● **TASK DIRECTIONS**:
Filter this material down to the lines that hold "center", copying each one.

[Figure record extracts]

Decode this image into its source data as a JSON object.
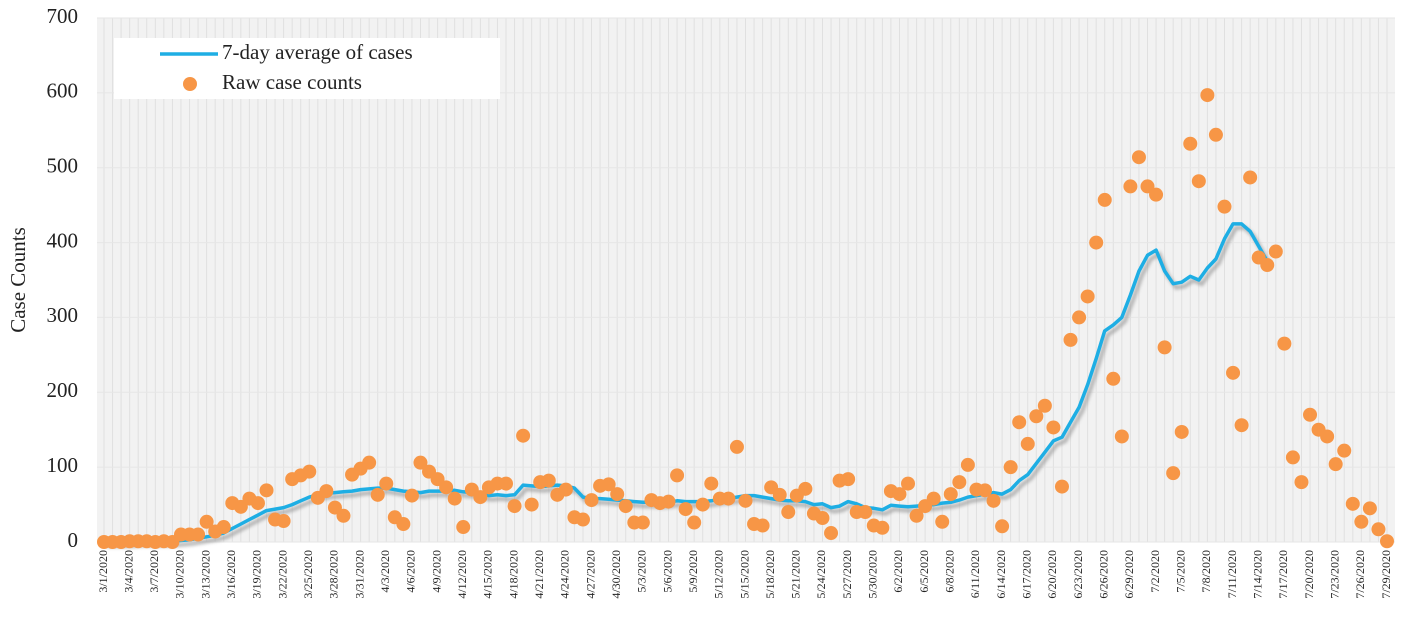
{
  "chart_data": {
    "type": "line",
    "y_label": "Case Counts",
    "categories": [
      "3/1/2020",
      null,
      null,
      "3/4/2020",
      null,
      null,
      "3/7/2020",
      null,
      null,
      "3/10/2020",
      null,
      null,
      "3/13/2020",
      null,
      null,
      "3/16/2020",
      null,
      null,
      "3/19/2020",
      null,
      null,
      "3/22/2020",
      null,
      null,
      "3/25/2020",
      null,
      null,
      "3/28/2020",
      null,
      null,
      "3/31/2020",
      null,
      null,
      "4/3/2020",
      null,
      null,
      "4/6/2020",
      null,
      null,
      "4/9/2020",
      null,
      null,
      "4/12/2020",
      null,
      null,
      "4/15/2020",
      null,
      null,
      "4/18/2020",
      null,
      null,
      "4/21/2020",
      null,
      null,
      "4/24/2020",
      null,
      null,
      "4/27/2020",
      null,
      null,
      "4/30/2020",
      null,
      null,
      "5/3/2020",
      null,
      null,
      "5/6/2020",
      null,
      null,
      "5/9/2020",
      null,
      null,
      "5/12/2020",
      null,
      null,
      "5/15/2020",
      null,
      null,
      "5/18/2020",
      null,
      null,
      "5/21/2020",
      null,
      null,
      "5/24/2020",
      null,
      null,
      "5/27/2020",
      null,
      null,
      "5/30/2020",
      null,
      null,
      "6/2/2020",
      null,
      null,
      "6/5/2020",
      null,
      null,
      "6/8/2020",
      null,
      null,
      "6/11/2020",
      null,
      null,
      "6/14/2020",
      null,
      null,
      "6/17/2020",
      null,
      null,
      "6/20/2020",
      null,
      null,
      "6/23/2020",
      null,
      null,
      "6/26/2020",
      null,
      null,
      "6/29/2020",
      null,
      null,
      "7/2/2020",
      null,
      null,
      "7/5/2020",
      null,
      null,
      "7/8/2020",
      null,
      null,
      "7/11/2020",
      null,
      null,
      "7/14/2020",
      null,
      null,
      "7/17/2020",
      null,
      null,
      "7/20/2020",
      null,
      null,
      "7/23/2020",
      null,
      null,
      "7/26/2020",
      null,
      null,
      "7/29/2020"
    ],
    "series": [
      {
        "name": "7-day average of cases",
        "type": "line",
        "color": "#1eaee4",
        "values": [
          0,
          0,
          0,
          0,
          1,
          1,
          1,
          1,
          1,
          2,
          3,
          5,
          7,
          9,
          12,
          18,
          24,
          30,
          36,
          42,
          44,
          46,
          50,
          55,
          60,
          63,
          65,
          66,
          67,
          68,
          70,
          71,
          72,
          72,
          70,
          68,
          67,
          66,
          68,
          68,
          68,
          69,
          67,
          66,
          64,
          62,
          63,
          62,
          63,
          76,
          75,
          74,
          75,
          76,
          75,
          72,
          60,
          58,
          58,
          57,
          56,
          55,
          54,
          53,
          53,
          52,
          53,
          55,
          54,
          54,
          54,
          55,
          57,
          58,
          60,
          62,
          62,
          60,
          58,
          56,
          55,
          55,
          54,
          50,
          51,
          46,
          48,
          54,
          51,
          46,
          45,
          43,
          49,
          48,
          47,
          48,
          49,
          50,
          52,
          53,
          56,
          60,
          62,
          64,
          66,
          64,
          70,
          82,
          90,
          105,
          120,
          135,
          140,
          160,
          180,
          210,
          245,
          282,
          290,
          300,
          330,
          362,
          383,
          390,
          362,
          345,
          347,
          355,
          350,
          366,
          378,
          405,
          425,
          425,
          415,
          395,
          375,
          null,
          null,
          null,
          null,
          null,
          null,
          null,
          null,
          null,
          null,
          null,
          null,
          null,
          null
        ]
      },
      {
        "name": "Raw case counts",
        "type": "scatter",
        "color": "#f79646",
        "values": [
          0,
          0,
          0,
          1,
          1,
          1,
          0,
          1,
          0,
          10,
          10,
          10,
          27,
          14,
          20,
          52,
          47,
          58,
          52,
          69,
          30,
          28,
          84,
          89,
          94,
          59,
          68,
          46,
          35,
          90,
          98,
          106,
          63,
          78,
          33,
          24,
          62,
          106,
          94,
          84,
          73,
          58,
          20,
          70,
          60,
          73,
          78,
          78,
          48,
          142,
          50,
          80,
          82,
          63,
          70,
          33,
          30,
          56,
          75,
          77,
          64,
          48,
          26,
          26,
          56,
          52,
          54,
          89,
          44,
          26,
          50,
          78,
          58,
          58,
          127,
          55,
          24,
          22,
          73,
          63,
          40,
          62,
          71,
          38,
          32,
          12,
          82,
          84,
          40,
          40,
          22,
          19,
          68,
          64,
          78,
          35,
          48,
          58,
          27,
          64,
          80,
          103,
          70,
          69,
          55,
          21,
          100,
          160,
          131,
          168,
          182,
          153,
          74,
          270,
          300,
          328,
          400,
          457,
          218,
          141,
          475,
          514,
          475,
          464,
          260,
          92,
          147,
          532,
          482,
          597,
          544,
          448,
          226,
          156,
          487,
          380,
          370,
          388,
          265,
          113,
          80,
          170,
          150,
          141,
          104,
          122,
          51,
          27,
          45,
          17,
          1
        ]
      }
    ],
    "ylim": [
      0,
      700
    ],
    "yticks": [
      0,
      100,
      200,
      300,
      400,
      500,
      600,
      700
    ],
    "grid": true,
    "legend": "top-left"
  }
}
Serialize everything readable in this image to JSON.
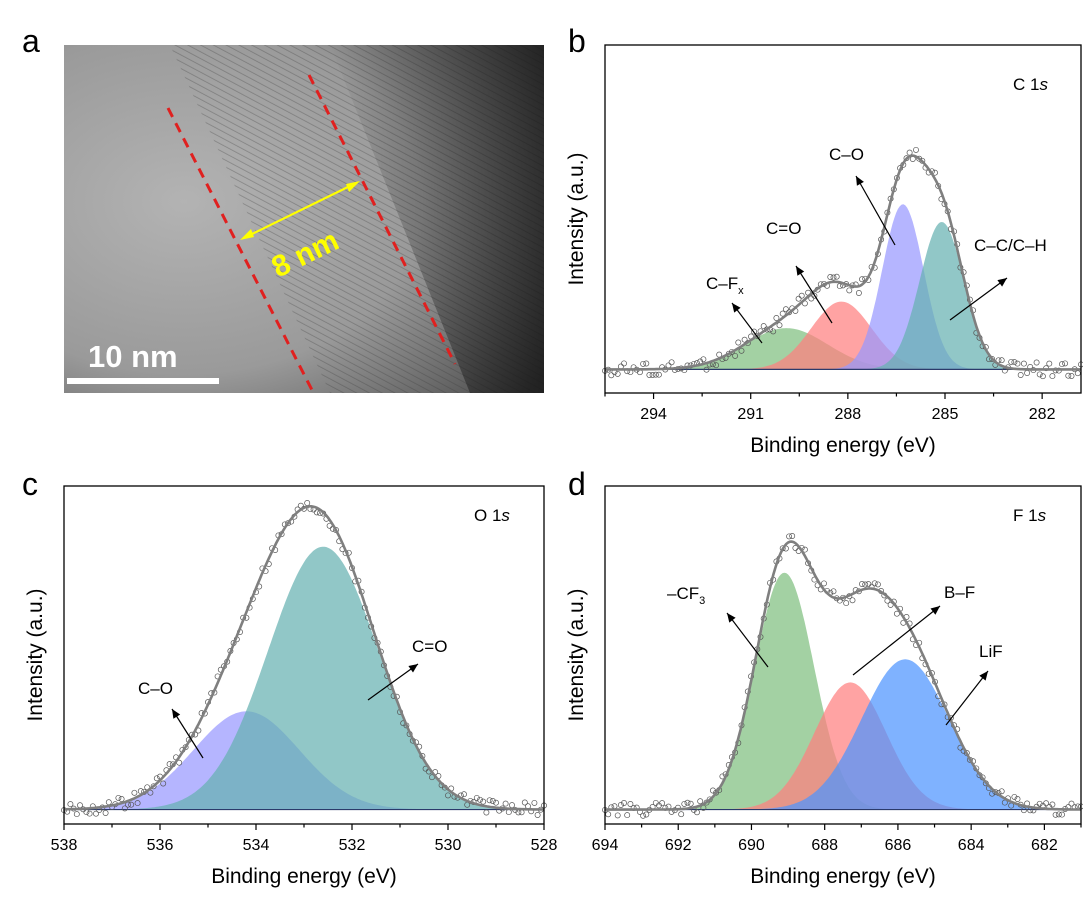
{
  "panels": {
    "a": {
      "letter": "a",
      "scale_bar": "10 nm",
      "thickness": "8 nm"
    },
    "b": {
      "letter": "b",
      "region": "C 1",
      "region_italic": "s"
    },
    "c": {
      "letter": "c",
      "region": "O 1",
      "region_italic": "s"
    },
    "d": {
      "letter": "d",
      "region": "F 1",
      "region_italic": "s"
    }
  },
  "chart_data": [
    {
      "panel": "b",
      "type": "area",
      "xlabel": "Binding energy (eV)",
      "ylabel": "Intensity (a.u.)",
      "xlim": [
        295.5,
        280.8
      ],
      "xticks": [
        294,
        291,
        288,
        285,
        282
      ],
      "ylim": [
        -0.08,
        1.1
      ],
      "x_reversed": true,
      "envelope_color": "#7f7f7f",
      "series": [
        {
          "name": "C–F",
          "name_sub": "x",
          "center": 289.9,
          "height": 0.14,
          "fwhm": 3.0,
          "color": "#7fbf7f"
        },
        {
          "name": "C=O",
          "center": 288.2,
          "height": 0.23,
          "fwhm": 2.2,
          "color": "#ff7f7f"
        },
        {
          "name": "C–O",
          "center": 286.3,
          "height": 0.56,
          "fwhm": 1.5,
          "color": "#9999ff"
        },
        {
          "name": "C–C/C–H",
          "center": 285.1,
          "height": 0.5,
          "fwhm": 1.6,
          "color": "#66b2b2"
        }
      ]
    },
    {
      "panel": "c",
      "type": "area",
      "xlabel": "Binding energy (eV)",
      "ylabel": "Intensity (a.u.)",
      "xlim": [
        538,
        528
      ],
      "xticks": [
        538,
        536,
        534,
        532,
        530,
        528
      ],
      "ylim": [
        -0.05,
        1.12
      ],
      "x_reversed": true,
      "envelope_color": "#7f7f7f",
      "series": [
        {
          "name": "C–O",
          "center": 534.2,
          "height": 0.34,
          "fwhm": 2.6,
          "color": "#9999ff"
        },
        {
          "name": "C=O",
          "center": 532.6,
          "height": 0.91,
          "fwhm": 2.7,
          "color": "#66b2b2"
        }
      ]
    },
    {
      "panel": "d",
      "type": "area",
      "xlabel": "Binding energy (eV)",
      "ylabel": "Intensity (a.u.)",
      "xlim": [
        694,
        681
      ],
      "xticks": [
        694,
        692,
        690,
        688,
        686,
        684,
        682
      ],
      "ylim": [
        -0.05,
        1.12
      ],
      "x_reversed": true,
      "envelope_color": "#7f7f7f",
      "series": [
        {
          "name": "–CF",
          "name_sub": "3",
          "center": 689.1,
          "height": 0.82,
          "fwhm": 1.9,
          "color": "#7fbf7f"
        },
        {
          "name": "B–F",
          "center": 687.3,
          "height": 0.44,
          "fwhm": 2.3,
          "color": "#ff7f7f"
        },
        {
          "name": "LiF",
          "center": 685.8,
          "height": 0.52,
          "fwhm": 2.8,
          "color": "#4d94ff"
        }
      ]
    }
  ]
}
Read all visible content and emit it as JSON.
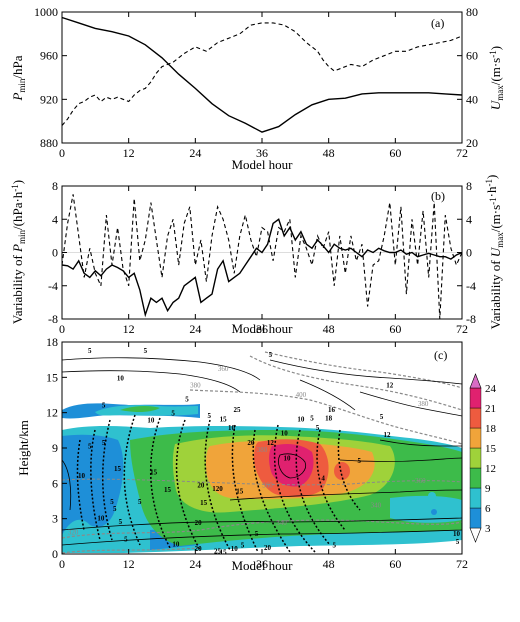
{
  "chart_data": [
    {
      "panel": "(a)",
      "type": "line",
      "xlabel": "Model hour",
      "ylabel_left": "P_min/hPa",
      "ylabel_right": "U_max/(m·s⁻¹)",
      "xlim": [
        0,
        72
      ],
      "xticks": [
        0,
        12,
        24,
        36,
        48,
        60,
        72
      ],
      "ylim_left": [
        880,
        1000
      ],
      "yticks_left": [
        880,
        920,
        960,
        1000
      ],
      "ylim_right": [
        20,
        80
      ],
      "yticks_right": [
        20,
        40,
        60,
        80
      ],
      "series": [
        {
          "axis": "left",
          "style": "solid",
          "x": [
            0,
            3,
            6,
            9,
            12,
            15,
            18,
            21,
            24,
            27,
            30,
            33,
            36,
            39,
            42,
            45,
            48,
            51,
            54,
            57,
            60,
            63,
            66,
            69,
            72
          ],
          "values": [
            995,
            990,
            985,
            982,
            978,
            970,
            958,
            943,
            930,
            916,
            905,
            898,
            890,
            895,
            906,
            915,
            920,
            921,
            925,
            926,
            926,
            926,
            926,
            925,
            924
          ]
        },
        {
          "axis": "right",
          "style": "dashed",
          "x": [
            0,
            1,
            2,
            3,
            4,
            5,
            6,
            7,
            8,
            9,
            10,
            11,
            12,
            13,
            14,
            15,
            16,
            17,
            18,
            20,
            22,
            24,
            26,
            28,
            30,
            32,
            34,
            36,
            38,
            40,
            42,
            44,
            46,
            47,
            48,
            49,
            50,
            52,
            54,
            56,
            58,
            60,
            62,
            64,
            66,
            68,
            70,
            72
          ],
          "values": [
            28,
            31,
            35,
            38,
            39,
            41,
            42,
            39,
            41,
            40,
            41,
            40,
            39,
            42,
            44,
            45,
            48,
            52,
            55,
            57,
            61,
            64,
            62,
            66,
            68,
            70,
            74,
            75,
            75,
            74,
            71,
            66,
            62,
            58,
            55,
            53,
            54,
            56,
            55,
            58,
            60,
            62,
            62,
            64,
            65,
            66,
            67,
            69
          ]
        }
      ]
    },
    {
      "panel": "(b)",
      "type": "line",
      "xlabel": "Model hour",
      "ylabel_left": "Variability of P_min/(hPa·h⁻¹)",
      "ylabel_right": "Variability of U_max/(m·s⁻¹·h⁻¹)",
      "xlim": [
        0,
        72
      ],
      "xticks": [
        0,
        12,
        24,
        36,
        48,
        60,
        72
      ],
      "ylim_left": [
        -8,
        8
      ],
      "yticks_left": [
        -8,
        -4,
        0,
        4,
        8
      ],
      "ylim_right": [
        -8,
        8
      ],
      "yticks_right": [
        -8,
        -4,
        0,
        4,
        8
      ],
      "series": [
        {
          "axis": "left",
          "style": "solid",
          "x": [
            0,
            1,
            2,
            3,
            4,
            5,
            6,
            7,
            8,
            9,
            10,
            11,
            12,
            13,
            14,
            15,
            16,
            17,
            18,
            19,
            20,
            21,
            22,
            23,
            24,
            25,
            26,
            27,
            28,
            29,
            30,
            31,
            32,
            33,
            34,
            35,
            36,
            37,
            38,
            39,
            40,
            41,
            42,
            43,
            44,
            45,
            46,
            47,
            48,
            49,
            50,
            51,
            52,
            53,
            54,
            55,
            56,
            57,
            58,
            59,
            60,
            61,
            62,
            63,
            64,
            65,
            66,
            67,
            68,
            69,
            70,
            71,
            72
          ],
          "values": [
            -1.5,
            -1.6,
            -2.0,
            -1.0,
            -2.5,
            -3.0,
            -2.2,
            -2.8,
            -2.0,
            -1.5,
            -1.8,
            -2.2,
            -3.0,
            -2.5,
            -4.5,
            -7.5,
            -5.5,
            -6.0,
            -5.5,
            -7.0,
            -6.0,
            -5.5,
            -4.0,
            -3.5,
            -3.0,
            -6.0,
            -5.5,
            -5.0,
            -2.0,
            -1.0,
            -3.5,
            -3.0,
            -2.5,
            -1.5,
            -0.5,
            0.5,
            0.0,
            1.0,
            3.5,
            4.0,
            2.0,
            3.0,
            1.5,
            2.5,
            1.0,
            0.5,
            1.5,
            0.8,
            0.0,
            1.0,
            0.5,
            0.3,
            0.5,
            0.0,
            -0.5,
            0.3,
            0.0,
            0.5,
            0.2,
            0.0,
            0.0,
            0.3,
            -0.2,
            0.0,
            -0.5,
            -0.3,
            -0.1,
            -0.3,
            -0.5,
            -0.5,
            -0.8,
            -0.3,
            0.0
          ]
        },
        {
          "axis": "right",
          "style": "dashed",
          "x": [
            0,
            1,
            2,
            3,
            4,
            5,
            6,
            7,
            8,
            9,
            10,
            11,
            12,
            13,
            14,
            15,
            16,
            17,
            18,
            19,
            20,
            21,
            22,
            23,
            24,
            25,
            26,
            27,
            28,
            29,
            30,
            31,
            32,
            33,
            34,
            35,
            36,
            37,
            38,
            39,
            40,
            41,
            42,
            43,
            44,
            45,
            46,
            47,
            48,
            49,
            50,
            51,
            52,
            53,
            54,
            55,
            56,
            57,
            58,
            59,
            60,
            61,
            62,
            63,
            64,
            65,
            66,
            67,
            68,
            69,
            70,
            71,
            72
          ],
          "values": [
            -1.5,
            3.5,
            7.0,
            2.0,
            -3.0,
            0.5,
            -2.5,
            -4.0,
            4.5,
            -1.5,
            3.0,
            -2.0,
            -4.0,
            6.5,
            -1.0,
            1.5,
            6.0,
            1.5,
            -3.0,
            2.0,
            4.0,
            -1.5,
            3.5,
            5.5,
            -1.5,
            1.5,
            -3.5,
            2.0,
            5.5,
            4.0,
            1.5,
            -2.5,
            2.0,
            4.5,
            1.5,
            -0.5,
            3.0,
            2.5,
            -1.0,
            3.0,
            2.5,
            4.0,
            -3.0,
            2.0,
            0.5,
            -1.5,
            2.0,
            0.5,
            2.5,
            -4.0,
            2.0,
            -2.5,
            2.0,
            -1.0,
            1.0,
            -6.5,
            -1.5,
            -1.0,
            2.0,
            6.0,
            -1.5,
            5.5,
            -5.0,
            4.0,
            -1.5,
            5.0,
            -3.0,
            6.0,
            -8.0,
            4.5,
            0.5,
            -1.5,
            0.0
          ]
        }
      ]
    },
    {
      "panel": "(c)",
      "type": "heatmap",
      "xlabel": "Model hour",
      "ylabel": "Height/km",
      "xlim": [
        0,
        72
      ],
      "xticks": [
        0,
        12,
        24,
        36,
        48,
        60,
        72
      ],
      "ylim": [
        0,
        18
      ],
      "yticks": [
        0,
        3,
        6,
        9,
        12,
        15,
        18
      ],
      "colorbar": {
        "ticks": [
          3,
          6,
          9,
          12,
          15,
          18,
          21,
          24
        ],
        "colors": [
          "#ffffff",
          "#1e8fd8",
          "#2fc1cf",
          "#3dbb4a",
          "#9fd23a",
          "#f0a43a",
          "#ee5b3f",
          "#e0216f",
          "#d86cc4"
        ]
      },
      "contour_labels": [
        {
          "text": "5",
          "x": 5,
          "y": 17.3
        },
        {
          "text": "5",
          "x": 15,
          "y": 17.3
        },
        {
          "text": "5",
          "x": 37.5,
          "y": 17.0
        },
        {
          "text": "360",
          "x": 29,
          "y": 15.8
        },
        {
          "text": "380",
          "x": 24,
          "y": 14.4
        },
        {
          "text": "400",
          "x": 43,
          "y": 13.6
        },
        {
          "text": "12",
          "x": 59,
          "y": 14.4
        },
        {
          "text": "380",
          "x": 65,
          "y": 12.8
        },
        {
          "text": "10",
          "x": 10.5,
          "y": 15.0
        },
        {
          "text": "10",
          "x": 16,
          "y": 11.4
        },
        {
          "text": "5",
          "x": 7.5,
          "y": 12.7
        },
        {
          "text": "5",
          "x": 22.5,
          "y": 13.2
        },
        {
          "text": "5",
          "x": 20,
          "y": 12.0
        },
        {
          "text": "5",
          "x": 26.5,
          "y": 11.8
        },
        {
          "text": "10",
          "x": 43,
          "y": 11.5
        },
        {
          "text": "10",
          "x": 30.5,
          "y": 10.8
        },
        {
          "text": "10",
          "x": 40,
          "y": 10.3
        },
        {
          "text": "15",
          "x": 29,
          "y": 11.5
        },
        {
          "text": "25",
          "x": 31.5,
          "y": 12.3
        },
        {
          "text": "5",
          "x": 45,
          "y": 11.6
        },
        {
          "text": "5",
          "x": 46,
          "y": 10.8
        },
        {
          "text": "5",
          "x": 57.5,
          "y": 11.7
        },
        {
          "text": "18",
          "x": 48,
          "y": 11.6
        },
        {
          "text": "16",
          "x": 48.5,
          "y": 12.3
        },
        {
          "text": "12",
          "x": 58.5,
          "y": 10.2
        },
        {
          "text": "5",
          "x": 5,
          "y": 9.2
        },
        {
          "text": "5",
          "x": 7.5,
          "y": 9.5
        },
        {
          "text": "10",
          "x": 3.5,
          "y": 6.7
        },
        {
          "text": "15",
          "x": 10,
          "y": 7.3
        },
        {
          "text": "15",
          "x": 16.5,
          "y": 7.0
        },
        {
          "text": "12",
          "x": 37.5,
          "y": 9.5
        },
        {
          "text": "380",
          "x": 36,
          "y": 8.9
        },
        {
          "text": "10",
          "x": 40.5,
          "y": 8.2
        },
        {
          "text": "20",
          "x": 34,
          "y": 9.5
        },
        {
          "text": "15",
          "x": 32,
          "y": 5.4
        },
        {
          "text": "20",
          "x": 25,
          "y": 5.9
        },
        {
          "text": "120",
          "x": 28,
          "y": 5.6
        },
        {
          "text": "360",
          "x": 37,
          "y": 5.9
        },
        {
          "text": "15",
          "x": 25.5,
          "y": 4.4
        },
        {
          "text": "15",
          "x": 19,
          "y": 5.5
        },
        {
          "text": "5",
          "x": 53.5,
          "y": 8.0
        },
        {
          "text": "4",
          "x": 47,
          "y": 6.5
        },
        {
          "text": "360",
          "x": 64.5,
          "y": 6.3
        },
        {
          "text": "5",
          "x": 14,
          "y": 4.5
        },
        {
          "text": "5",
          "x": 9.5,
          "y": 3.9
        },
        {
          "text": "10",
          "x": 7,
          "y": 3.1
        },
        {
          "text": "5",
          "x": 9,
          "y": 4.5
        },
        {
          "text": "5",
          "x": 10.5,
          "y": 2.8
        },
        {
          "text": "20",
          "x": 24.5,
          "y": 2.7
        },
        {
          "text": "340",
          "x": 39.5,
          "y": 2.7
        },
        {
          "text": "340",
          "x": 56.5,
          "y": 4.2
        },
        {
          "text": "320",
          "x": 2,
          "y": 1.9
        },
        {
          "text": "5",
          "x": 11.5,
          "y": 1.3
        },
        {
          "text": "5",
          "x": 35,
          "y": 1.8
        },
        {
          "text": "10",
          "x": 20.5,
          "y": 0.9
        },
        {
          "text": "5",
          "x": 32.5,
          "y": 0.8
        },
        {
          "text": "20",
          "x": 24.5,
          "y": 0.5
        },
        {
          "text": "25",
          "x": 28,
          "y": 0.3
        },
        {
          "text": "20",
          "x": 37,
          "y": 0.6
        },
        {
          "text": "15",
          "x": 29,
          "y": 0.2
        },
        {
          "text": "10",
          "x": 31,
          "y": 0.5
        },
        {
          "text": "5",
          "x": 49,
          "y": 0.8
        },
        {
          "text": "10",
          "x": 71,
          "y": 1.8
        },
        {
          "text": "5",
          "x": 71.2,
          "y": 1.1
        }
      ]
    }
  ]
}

● **RESULT OF THIS TASK**:
          "center": 289.9,
          "center": 288.2,
          "center": 286.3,
          "center": 285.1,
          "center": 534.2,
          "center": 532.6,
          "center": 689.1,
          "center": 687.3,
          "center": 685.8,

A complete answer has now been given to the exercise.